DIRECTION: Find each line containing the word "JSON" and report how many there are. Add nothing else.

EXERCISE DATA:
# # # # #
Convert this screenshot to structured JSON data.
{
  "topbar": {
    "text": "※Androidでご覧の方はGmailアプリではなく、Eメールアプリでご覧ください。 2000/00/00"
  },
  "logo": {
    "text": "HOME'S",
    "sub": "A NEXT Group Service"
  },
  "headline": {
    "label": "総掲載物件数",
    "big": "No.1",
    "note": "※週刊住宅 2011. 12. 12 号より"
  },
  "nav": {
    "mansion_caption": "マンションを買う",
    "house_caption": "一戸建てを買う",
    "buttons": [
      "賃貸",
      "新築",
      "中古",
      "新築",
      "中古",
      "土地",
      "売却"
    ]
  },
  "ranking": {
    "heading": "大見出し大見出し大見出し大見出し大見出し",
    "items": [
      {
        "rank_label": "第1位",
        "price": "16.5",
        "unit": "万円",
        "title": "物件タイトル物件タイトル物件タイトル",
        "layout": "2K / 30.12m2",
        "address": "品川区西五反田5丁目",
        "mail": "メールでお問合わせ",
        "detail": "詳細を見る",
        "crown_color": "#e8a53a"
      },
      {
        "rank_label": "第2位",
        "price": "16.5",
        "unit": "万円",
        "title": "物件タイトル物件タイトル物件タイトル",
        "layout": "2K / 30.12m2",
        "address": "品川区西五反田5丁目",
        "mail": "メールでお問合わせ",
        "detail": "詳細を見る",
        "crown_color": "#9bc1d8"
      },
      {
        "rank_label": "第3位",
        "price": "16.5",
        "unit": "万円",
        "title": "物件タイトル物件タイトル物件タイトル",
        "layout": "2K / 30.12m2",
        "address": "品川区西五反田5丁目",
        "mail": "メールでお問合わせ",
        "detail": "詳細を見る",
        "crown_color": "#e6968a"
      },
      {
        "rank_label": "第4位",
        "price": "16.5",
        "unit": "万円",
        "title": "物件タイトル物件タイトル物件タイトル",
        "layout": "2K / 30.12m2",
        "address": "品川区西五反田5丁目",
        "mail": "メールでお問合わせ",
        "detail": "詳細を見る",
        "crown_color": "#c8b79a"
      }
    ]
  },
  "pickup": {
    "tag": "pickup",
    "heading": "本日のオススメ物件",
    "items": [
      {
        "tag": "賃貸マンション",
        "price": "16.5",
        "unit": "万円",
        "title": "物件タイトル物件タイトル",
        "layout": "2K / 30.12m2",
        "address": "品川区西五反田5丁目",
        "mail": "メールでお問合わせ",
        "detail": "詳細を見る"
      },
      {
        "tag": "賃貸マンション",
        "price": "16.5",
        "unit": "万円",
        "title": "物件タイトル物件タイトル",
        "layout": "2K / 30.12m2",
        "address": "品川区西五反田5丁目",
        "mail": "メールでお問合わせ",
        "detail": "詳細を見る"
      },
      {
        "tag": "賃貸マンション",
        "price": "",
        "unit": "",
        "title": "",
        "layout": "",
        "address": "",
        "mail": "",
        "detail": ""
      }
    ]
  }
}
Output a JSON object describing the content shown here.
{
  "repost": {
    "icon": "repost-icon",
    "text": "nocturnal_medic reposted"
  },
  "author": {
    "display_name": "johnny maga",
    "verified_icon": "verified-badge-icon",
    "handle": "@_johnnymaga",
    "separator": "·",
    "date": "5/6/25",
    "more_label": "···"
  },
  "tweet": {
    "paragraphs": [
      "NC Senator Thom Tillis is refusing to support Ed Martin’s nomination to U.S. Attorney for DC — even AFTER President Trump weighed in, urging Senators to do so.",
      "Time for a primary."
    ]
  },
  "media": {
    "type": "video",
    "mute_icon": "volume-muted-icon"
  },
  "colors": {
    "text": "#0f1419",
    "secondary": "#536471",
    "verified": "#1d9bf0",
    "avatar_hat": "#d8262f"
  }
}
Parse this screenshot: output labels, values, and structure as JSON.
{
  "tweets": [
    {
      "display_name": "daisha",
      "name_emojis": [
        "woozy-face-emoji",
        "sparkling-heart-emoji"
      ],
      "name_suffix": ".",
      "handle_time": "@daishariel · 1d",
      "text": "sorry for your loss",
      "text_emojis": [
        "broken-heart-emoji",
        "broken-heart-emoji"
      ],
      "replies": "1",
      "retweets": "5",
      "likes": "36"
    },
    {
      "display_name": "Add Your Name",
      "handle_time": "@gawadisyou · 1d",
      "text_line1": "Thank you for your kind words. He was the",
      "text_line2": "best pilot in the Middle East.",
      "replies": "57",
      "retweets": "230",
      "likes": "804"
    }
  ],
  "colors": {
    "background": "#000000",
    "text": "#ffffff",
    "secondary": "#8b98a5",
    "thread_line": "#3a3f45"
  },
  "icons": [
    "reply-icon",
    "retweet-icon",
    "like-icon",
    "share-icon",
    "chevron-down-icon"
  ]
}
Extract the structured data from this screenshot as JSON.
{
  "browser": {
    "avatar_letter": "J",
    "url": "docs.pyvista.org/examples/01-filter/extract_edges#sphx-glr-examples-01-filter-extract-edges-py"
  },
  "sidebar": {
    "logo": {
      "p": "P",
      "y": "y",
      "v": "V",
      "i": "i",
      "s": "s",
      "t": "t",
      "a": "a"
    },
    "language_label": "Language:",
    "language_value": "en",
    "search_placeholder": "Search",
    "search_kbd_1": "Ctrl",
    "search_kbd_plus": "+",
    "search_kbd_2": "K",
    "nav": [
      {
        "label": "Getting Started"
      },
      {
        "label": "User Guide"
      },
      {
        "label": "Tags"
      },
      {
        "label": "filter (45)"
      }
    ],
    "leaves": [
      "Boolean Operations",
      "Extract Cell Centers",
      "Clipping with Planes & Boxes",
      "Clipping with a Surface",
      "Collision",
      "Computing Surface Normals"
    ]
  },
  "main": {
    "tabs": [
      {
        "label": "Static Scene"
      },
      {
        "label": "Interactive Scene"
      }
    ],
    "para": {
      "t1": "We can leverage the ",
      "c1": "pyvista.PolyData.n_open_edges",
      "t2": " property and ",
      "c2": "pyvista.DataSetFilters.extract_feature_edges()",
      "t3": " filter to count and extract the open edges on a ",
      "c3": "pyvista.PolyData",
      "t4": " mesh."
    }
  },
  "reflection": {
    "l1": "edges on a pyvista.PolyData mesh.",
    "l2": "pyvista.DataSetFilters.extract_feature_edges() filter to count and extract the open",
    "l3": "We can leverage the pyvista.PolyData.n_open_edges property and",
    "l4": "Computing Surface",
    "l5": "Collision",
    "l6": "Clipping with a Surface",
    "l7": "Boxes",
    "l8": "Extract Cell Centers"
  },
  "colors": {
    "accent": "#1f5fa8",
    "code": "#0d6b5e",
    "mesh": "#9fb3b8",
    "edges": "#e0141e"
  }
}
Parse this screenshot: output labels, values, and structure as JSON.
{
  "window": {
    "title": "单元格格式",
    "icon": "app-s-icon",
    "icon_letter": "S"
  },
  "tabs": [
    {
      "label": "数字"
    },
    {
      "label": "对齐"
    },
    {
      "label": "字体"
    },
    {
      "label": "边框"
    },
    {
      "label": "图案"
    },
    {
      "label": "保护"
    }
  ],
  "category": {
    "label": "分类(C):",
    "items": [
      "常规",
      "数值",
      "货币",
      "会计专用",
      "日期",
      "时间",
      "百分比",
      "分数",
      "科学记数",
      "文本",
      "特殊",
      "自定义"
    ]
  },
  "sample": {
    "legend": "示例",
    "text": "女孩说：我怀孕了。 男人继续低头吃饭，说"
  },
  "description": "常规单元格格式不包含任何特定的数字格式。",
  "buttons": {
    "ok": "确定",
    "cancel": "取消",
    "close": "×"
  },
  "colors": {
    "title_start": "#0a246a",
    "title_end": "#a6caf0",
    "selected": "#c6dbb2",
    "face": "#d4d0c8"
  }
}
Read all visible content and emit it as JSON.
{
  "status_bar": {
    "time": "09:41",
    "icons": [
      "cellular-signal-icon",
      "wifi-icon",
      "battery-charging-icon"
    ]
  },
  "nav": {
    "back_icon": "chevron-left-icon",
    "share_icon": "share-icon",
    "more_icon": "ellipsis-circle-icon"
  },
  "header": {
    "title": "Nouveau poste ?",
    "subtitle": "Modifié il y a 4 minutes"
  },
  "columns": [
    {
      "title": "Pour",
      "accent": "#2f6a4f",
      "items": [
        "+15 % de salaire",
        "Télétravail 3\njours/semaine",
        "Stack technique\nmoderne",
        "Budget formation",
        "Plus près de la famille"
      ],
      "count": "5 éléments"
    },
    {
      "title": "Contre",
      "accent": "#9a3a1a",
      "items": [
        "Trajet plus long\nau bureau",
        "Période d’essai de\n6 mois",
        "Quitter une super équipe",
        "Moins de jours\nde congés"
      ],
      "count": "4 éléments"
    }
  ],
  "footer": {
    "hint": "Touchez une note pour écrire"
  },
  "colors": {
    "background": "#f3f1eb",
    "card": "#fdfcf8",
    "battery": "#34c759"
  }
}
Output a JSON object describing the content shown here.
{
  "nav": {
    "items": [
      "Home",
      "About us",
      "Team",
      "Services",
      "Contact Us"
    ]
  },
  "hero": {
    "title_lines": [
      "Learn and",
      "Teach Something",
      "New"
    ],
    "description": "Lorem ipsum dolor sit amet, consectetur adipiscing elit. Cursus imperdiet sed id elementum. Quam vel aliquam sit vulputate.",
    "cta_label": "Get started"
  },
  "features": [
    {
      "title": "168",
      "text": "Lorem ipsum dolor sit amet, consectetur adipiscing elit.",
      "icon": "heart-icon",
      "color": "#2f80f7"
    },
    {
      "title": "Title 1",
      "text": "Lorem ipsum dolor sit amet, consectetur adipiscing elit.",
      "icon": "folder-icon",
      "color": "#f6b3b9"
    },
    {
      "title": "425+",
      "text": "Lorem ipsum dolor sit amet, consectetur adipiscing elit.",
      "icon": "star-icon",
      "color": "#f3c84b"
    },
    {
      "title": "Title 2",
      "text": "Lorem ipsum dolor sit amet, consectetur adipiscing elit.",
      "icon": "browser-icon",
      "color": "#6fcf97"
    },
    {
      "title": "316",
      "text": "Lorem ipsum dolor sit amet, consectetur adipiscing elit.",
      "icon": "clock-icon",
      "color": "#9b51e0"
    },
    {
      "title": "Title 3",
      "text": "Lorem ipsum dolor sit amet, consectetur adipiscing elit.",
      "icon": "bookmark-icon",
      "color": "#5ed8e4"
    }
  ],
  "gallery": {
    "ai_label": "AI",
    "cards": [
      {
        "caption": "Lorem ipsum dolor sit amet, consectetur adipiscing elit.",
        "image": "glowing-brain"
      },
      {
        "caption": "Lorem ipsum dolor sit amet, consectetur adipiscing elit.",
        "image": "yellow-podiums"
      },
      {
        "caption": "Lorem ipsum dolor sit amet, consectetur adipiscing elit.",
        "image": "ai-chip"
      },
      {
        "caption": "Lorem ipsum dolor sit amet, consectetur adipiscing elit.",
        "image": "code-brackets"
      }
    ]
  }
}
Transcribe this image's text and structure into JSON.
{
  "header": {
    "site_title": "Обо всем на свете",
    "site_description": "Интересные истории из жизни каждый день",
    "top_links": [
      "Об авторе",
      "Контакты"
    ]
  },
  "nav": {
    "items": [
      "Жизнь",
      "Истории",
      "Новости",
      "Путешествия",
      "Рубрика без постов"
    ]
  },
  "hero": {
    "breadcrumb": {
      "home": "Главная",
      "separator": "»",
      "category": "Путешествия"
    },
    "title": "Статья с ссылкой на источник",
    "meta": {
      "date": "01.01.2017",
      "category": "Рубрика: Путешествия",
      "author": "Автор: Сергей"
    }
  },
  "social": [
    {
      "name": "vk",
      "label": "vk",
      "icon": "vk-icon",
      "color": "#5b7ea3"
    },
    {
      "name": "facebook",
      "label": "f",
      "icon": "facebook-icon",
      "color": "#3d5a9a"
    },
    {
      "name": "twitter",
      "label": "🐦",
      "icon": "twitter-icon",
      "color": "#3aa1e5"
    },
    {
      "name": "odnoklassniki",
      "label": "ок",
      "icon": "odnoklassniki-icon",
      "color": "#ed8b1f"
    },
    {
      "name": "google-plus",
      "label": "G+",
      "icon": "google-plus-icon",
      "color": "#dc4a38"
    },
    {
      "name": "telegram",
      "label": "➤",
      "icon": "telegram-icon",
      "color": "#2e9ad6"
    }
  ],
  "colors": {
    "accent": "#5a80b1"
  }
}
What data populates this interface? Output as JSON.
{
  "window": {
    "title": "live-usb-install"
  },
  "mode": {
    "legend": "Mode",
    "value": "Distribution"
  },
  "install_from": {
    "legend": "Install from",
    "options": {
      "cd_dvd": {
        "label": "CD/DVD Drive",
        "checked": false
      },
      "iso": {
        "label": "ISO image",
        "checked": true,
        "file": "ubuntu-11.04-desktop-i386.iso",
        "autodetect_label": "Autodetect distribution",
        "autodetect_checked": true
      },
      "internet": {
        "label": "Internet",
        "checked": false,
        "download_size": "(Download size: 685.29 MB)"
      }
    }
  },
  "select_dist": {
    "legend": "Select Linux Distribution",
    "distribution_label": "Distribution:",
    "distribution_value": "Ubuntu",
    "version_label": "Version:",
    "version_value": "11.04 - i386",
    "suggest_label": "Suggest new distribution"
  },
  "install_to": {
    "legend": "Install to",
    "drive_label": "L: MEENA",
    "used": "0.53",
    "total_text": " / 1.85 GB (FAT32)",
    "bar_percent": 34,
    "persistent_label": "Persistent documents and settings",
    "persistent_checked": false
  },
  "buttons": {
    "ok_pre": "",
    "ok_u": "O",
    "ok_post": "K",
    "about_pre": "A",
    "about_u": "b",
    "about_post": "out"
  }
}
# # # # #
TASK ANSWER: 9